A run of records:
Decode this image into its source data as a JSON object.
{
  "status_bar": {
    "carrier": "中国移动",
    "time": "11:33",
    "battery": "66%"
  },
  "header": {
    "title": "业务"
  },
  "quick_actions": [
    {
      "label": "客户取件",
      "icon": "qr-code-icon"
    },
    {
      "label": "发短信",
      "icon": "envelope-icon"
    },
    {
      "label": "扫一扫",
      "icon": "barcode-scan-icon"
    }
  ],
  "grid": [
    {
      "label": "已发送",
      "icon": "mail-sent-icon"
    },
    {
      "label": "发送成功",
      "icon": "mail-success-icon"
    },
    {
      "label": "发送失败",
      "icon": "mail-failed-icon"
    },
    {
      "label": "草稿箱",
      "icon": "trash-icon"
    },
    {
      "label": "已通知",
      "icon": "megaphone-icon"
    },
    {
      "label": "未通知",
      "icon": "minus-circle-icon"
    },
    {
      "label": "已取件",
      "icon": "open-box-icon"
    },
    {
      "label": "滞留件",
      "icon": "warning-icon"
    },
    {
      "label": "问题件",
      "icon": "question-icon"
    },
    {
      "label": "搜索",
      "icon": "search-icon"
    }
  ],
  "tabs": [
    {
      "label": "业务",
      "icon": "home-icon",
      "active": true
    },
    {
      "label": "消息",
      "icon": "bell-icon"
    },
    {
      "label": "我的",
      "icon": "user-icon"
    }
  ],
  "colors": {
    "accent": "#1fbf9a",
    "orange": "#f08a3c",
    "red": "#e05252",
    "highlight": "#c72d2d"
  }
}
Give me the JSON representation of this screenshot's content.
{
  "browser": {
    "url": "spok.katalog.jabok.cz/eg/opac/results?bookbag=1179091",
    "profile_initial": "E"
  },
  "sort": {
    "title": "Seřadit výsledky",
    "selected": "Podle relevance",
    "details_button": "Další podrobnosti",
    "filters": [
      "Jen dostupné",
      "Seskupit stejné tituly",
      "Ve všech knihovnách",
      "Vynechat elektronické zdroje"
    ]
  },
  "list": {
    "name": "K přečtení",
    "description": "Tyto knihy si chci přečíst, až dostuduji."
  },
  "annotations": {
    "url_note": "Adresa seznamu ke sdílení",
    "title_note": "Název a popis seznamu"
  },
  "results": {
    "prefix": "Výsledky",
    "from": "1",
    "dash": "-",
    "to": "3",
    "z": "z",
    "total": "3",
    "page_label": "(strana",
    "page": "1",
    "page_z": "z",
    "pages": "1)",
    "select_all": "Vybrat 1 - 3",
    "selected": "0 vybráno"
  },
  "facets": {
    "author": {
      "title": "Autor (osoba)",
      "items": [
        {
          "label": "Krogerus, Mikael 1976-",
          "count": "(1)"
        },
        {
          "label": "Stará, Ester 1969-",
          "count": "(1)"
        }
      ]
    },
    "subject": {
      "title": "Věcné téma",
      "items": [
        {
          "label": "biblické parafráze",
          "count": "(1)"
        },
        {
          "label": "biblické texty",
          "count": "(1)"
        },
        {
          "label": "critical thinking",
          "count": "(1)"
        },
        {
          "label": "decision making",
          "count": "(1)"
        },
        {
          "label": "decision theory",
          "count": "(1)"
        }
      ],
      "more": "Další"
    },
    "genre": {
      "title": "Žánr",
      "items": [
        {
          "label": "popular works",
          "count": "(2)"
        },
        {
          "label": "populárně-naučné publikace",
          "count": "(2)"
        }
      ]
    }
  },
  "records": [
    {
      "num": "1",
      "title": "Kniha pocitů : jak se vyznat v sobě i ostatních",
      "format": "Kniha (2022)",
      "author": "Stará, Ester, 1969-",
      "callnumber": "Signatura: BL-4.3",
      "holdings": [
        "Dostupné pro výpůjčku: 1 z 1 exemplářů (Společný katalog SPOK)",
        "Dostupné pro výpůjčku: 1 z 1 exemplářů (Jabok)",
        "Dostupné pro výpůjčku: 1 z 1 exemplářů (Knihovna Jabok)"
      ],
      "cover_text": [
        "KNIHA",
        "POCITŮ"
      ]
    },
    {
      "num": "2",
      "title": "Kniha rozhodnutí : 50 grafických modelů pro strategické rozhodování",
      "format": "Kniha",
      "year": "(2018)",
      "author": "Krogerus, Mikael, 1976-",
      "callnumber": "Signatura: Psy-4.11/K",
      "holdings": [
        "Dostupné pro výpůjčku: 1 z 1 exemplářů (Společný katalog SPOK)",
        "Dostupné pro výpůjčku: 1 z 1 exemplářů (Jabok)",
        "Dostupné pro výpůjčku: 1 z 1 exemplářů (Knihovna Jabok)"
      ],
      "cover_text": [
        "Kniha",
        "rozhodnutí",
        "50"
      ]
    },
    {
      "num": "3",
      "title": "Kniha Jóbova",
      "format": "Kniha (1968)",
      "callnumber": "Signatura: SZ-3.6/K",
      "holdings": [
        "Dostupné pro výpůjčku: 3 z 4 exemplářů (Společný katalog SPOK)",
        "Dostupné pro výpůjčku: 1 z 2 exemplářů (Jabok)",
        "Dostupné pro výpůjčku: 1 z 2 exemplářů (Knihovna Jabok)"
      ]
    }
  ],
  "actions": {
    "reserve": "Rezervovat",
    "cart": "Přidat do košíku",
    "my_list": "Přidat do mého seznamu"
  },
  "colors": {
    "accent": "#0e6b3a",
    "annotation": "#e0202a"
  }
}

- _STATED PROBLEM_
Return only the number of lines in the data that contain "JSON".

- _RESULT FOR THIS TASK_
2